**DIRECTIONS FOR THIS TASK:** Copy each line containing the word "COUGHLIN" from the records that follow, please.

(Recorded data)
· · · ·
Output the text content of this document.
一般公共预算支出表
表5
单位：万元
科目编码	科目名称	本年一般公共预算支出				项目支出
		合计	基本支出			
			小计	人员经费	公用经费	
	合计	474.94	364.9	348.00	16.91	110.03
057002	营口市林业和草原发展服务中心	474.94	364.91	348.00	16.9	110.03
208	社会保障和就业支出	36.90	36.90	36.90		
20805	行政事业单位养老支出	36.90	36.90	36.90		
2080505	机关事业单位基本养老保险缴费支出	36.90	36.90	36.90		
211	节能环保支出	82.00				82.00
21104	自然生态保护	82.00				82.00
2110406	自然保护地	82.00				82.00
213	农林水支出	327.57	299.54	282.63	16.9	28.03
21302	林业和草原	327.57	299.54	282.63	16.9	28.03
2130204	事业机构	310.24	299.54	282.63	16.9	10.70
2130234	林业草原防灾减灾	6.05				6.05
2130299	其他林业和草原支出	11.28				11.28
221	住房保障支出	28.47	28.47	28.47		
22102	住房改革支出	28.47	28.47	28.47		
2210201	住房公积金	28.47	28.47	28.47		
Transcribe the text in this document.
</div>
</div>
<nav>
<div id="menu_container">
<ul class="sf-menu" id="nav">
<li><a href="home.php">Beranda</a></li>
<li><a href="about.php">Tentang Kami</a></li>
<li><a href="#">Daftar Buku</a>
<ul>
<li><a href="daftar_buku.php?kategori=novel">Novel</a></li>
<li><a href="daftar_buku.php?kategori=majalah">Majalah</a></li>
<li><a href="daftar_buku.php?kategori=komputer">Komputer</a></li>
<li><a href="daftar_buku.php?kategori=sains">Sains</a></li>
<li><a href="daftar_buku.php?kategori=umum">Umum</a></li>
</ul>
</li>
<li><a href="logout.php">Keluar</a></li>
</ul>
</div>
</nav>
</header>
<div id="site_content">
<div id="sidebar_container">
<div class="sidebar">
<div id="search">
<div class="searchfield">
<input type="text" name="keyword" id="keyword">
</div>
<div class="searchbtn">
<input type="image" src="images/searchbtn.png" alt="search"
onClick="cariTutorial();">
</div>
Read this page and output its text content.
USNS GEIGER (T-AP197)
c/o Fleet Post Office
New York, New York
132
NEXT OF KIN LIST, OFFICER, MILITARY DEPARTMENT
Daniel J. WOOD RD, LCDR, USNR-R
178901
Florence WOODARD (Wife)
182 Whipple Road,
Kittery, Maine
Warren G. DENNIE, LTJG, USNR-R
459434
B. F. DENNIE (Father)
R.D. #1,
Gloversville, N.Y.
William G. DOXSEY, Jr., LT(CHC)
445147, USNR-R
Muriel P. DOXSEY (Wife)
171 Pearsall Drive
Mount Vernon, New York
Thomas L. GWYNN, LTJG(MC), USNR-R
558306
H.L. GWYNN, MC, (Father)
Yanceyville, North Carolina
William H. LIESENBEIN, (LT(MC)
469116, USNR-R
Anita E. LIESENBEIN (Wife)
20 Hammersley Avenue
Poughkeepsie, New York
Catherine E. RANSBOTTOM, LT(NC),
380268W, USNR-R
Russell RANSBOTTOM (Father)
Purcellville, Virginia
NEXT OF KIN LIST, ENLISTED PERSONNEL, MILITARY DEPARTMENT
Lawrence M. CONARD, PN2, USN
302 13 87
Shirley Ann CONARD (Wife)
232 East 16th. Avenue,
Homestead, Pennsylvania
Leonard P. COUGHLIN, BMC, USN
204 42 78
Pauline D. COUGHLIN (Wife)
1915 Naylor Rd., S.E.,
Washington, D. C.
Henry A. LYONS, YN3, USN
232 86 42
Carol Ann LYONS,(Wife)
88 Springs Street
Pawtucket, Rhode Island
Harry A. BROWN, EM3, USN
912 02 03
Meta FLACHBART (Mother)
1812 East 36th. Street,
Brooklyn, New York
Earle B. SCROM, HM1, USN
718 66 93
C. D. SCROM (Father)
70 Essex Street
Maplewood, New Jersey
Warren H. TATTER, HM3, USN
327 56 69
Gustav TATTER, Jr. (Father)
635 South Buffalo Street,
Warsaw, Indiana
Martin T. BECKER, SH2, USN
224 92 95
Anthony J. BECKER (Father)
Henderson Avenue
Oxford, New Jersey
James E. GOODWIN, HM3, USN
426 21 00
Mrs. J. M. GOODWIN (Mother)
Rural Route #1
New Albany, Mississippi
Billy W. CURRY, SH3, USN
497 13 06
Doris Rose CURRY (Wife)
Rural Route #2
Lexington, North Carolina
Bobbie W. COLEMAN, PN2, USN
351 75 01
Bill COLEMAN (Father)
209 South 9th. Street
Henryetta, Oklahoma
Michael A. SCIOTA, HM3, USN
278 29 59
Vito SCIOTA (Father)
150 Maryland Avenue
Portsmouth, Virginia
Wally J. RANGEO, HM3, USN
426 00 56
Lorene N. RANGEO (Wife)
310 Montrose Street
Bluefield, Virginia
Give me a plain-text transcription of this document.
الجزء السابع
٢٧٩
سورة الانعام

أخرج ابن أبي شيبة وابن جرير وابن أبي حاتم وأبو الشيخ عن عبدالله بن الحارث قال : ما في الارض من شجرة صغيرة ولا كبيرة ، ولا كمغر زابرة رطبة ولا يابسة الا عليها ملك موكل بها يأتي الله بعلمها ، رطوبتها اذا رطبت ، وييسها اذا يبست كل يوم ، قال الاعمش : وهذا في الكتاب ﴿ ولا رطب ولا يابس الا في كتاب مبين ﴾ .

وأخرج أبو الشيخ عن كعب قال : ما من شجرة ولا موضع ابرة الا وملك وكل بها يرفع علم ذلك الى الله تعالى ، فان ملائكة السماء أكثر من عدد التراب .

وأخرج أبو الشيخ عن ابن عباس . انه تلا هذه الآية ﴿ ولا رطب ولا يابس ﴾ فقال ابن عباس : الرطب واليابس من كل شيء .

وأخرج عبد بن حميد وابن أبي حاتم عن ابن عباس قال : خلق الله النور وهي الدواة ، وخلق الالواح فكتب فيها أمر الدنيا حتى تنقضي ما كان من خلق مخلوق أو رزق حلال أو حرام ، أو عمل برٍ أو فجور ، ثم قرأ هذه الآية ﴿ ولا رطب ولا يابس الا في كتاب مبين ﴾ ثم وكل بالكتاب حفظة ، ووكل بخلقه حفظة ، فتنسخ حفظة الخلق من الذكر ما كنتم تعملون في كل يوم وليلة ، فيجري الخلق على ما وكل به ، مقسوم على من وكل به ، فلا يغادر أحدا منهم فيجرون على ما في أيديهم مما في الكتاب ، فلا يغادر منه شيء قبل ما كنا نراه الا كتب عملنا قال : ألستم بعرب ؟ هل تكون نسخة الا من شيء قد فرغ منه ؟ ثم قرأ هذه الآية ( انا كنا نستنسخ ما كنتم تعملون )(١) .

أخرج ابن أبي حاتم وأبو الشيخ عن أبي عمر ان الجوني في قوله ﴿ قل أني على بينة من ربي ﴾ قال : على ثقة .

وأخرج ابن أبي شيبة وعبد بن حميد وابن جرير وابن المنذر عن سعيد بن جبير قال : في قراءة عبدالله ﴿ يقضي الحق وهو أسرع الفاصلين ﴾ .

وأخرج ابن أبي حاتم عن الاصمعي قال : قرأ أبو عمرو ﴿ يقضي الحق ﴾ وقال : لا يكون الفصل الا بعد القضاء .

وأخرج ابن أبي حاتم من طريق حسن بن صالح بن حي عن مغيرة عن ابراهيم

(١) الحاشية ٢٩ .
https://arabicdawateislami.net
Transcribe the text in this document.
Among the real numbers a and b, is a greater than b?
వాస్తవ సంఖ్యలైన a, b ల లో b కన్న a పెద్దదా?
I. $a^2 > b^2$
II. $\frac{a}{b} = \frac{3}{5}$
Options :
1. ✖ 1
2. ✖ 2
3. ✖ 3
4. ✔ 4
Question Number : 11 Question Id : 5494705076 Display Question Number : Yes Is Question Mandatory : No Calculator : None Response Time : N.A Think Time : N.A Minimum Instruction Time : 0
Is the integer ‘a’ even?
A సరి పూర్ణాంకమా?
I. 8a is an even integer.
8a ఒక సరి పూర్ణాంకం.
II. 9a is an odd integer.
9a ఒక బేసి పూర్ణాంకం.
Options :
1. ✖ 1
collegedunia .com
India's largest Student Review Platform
· · · ·
**CORRECT RESPONSE:**
Leonard P. COUGHLIN, BMC, USN
Pauline D. COUGHLIN (Wife)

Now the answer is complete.